───── Provided text
But last week, on his gist birthday, his beard bristled as of old. "Get out! Go!" he railed at a London Evening Standard newsman who had distantly referred to his birthday. "The man who even utters the word 'birthday' . . . is no friend of mine. . . . Good afternoon. Don't come again."
His health was better than last year (though his legs gave him some trouble), and his mind still seemed as cold a lancet as ever probed an infection. He wrote recently: "Parliament men . . . keep declaring that the British parliamentary system is one of the greatest blessings British political genius has given the world; and the world has taken it at its self-valuation . . . always with the same result: political students . . . exposing such frightful social evils . . . Parliament ignoring them as long as possible. . . ." Of Marx's Das Kapital: "Little Dorrit is a more seditious book . . . All over Europe men and women are in prison for pamphlets and speeches which are to Little Dorrit as red pepper to dynamite." Said Shaw's literary executor, Dr. F. E. Loewenstein, in birthday tribute: "We have not yet heard the last of Shaw. He might still be hanged as a rebel or canonized as a saint. . . ."
Monty Woolley, who has played The Man Who Came to Dinner on stage, on screen & off for the last eight years, finally had to put in for stomach repairs. In Albany, he had a "successful" operation, was soon feeling well enough to go right back into character. When an interne accidentally entered his room, Woolley glared and blared: "Have we been introduced?" Interne: "No." Woolley (beard bristling): "Then get out!"
The Political Animal
Andrei Gromyko explained the party line on Victor Kravchenko, the ex-Communist who wrote I Chose Freedom and has now chosen to testify on Russian espionage before a House committee (see PRESS). Said Gromyko: "When a dog has nothing to do, it licks its underbelly. Sometimes this attracts spectators."
John Nance Garner made some amends to history. After announcing last month that he had built a bonfire of his political records, "Cactus Jack" relented and gave the University of Texas 34 scrapbooks he had preserved. Thirty contained old newspaper clips, but four were a treasure house of place cards, menus, invitations to luncheons, plus a daily social squib in Mrs. Garner's own hand.
Secretary of State George C. Marshall had a slight diplomatic exchange in Frederick, Md. He got lost while driving to a friend's house there; after cruising for almost an hour was set straight by a passerby, who observed: "You have a big job on your hands, General." Replied Marshall: "If I don't do any better than I did driving ... I won't do so well."
Over Their Shoulders
And who was to blame for Italy's being in history's junk yard? Italy's witty ex-Premier Francesco Nitti named a couple of safe scapegoats: Christopher Columbus and Niccolo Machiavelli. Machiavelli, Nitti explained, had "made us Italians out as men who are always ready to lie," Columbus was an even bigger culprit: his "indiscretion," Nitti claimed, had "shifted the axis of the world to the West," and Italy had been off the beam ever since.
From Paris, Painter-Photographer Man Ray, Philadelphia's gift to surrealism, looked back at Philadelphia and said: "I prefer the sadness of Paris to all the joys of the United States." Then he adjusted the leather shoestring that served him as a tie and, looking back from 57 on his "lost generation," concluded: "The greatest of life's adventures lie in normalcy and well-being."
The chivalry of General George S. Patton lived after him in a tale told by a German slave-laborer. The laborer, who said he had worked as a U.S. counter-intelligence agent after V-E day, claimed he had found Frau Martin Bormann, wife of Hitler's chief deputy, operating a kindergarten in the Austrian Tyrol in 1945. He also found that she was dying of cancer. The agent reported his discovery to Third Army HQ, was told General Patton's decision: "The woman should be allowed to die in peace." She did, a few months later, said the agent.
──────────
───── Source material
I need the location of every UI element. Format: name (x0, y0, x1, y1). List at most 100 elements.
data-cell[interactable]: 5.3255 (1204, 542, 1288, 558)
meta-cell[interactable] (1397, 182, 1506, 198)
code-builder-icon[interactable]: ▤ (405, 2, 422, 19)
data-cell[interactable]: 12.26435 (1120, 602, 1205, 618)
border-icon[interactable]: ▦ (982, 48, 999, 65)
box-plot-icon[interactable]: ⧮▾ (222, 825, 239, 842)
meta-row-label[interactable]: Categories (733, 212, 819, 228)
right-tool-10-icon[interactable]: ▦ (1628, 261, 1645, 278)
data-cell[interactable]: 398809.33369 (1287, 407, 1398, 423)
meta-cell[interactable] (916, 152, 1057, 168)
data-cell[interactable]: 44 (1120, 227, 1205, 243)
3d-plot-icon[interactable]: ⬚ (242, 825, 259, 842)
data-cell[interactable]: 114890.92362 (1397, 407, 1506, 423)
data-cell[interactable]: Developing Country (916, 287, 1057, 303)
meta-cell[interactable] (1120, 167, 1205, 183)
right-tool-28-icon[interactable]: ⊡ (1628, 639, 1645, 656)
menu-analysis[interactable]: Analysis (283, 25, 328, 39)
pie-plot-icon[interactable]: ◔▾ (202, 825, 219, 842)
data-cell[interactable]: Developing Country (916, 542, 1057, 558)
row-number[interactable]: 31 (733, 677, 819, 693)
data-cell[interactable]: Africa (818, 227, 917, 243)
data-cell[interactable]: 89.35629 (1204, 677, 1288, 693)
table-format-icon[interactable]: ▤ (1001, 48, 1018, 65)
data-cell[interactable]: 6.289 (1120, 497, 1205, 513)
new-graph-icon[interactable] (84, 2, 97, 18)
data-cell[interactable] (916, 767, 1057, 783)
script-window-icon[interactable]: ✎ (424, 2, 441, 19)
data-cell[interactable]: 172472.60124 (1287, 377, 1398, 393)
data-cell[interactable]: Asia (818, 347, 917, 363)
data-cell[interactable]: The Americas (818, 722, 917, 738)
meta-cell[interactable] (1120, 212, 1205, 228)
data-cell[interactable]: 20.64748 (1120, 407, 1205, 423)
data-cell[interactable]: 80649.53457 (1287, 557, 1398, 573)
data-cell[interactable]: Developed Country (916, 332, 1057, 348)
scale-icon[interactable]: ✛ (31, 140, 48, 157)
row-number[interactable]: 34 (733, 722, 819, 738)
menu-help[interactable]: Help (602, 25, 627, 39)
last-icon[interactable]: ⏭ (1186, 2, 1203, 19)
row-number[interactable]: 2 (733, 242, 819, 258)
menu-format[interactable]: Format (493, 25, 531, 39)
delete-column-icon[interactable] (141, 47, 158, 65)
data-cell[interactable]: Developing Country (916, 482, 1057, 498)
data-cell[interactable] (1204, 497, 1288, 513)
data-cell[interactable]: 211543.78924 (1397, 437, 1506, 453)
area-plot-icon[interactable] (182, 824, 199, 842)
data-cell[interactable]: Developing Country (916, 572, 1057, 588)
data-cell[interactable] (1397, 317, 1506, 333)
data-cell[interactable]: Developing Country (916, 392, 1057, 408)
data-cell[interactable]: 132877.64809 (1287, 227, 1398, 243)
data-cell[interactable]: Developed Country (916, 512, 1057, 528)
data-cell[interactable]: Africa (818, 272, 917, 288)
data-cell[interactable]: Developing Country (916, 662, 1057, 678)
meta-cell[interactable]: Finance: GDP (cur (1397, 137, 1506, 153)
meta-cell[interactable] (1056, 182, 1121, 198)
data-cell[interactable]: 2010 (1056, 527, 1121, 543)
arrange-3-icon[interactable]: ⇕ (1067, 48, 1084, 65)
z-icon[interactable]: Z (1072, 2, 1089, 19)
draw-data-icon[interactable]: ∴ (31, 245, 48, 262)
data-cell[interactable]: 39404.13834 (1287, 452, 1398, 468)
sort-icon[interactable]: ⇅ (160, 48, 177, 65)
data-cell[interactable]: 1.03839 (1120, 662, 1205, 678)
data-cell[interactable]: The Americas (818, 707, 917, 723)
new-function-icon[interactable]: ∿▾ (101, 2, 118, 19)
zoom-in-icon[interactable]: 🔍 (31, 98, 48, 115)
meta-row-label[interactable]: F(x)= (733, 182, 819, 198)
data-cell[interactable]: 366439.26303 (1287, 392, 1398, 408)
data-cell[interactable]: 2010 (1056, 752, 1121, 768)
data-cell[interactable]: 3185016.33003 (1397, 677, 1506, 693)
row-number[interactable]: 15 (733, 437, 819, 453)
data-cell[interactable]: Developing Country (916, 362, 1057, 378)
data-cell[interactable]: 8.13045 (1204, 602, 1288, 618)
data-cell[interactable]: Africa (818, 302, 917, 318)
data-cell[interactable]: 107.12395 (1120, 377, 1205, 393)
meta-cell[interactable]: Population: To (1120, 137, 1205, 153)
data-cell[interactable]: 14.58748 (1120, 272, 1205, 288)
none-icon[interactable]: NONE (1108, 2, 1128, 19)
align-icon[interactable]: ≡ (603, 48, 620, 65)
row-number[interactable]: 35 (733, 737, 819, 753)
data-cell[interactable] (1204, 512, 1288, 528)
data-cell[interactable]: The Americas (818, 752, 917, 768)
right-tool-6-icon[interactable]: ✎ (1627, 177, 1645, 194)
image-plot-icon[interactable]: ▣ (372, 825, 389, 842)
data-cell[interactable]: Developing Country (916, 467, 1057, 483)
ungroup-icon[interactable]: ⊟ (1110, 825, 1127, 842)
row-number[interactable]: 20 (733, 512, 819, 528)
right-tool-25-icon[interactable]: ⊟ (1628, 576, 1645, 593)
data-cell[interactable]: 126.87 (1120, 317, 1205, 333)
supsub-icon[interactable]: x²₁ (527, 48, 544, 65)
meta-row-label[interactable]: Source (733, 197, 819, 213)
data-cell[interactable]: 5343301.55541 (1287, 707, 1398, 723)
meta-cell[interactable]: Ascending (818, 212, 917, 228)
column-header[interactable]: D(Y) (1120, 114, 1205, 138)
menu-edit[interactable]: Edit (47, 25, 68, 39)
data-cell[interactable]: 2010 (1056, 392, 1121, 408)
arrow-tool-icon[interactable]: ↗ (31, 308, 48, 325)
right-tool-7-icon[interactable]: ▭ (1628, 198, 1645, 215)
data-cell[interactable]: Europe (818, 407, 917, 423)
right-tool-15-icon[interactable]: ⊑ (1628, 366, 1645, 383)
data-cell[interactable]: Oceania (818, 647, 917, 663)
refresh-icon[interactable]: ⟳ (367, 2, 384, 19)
──────────
To do:
• A. From the column, quote the passage starting at "John Nance Garner" and ending at "Garner's own hand.".
• B. According to the column, what did John Nance Garner give the University of Texas?

Solutions to the problems:
• A.
John Nance Garner made some amends to history. After announcing last month that he had built a bonfire of his political records, "Cactus Jack" relented and gave the University of Texas 34 scrapbooks he had preserved. Thirty contained old newspaper clips, but four were a treasure house of place cards, menus, invitations to luncheons, plus a daily social squib in Mrs. Garner's own hand.

• B. He gave the University of Texas 34 scrapbooks he had preserved.